[Data records]
[Begin]
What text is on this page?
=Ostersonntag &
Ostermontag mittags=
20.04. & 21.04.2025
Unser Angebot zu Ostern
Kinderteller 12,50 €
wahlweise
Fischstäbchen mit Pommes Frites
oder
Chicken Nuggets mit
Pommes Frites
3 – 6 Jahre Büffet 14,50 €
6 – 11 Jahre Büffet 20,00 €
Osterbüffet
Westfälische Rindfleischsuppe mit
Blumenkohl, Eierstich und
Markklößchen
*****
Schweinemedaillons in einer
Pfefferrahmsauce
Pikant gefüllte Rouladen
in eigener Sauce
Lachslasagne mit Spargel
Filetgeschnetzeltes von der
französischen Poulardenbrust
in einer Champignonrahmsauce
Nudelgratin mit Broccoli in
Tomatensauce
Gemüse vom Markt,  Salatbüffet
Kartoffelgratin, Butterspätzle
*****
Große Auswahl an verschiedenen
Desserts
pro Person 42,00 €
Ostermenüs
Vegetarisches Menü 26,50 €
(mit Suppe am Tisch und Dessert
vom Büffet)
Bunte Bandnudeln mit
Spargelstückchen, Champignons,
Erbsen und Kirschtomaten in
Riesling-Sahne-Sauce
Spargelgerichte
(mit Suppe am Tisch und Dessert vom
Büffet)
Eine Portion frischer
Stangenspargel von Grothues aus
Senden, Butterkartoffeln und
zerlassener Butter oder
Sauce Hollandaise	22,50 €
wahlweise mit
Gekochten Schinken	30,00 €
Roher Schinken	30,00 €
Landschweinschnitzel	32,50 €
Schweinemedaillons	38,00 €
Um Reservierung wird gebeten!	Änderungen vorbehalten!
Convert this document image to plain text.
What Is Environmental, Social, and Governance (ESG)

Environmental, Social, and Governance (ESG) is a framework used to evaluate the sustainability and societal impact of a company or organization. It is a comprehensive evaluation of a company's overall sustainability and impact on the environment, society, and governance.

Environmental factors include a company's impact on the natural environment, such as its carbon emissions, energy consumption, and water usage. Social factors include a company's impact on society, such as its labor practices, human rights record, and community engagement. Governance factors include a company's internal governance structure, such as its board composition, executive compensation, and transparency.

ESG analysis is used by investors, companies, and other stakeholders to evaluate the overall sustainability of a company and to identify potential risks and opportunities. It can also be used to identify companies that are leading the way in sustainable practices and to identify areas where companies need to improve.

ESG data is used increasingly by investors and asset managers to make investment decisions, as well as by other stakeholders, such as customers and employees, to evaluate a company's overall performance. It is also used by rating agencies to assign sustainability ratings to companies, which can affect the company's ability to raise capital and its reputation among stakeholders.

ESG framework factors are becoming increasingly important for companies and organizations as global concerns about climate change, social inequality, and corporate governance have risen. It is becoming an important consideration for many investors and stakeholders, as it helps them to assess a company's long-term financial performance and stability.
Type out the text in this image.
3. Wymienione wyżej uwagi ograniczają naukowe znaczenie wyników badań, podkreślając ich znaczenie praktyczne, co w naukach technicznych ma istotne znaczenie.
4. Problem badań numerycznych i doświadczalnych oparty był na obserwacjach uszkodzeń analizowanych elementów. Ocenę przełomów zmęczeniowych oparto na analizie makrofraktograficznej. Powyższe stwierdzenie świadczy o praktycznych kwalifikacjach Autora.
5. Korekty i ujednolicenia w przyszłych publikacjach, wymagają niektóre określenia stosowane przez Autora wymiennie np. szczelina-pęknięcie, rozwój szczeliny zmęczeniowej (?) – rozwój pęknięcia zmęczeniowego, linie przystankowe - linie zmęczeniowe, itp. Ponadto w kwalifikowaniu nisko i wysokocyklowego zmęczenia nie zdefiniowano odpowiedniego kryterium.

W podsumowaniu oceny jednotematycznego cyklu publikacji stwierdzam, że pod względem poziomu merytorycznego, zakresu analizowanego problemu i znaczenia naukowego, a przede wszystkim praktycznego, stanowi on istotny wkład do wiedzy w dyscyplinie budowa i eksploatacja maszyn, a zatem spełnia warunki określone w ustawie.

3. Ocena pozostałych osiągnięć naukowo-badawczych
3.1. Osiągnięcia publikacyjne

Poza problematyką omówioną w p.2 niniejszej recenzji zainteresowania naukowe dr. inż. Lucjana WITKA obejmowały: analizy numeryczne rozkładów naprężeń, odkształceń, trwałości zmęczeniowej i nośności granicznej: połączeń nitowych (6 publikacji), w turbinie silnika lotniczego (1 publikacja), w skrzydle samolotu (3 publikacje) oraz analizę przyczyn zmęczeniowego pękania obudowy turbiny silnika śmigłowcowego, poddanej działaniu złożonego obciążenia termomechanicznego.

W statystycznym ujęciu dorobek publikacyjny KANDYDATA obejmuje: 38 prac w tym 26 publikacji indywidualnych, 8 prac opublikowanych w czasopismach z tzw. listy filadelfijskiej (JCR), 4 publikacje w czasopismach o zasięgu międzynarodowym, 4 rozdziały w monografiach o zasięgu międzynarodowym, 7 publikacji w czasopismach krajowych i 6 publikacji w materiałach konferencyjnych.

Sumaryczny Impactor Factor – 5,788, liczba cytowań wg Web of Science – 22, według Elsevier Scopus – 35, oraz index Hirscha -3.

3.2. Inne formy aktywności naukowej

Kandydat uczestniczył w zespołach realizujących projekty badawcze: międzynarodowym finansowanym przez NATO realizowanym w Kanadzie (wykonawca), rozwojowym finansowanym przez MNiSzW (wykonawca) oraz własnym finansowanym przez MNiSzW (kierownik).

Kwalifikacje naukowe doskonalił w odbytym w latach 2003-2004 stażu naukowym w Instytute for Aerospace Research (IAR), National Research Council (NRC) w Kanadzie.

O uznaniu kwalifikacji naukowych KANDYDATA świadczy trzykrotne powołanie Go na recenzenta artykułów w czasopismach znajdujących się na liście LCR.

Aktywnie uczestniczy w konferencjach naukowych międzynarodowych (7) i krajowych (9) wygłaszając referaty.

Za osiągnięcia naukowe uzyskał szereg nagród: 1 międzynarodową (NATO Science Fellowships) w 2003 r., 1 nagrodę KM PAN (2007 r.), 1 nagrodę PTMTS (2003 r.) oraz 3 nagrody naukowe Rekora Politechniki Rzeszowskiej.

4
[End]
What is needed » Your answer should be only a number: how many lines of the data above contain the string "NATO"?

Written reply » 2